(Structured figure records)
## BEGIN

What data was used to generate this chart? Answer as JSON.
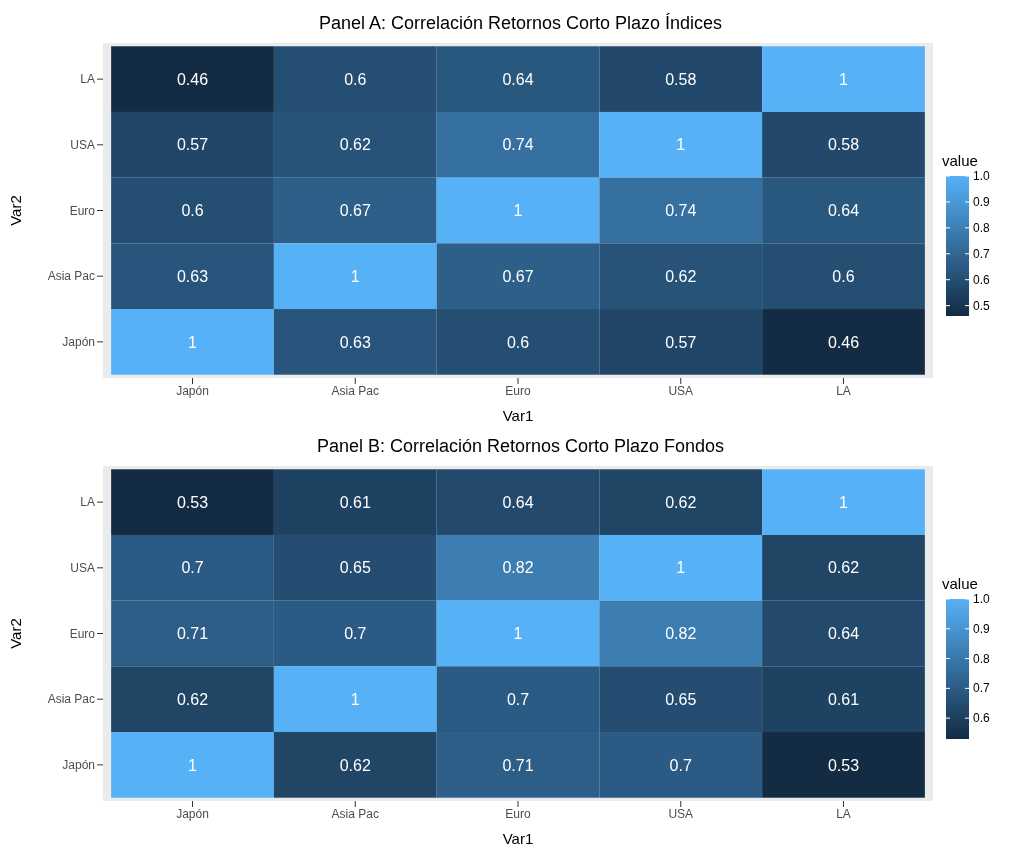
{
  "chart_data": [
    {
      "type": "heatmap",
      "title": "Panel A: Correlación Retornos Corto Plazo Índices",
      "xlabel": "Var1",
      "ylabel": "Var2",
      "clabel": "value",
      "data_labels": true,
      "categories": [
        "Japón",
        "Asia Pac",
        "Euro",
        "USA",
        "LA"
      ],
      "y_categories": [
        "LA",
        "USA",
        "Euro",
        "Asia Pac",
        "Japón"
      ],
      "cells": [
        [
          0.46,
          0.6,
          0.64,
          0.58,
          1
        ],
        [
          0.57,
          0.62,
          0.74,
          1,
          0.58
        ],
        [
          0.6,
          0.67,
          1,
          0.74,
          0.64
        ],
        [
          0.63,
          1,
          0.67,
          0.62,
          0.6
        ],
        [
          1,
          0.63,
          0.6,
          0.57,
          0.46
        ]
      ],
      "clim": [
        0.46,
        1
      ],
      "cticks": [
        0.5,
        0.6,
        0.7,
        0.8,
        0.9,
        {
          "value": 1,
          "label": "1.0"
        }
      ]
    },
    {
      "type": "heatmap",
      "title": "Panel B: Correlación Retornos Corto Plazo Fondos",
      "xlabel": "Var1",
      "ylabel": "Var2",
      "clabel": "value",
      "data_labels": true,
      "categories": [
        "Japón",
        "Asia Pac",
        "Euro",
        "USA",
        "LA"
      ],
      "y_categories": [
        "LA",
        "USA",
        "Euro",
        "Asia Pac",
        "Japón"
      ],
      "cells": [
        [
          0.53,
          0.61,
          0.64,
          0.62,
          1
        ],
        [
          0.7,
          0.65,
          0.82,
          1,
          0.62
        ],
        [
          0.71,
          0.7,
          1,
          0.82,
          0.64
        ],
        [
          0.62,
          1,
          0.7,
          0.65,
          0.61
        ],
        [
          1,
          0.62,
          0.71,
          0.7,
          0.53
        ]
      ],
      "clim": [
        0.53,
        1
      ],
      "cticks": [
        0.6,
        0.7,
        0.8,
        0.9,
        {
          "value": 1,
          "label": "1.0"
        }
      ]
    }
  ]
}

## END
## BEGIN

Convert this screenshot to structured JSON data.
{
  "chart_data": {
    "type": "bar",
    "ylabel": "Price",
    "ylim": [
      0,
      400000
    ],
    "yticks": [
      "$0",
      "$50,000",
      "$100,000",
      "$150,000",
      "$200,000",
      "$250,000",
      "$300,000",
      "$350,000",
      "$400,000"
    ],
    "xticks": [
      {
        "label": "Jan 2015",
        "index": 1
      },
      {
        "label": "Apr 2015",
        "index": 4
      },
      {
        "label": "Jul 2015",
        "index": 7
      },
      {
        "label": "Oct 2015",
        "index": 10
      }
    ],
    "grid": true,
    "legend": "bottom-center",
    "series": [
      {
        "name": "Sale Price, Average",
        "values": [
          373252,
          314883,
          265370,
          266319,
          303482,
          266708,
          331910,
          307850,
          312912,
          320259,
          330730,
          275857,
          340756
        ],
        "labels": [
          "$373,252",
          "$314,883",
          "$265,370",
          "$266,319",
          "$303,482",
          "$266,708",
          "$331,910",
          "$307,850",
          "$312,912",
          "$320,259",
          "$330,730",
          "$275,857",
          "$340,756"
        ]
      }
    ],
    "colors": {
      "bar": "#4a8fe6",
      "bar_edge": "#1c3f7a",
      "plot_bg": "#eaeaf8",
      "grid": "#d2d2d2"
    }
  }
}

## END
## BEGIN

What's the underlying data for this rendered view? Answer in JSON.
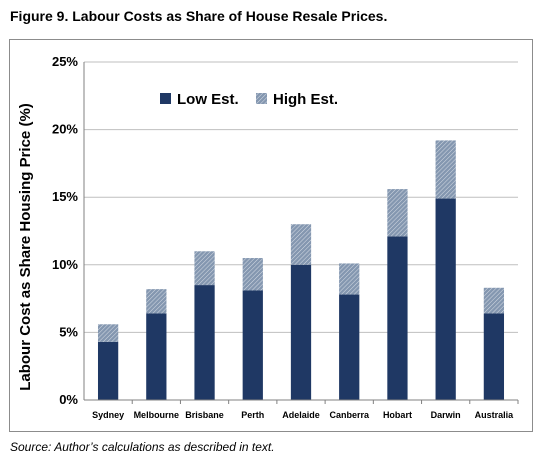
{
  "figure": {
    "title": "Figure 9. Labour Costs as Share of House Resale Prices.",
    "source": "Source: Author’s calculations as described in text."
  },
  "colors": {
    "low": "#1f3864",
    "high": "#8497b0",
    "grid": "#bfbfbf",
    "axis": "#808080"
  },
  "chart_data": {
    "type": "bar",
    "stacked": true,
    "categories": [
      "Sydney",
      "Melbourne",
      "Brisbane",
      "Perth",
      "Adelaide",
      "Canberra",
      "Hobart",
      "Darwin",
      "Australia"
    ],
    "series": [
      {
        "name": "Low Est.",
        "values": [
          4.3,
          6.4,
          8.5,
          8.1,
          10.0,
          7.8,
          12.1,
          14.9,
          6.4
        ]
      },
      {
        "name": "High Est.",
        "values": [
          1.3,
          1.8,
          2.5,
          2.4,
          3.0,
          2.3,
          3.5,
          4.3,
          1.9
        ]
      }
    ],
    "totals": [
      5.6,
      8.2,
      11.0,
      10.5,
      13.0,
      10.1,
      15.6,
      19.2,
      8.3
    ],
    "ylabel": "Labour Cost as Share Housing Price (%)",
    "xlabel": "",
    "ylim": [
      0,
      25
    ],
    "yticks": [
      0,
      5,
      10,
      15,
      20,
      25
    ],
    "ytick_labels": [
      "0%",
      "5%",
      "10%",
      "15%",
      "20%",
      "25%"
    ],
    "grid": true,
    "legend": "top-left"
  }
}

## END

OBJECTIVE:
From the listing above, pick out every line containing "Answer".

RESULT FOR THIS TASK:
What data was used to generate this chart? Answer as JSON.
What's the underlying data for this rendered view? Answer in JSON.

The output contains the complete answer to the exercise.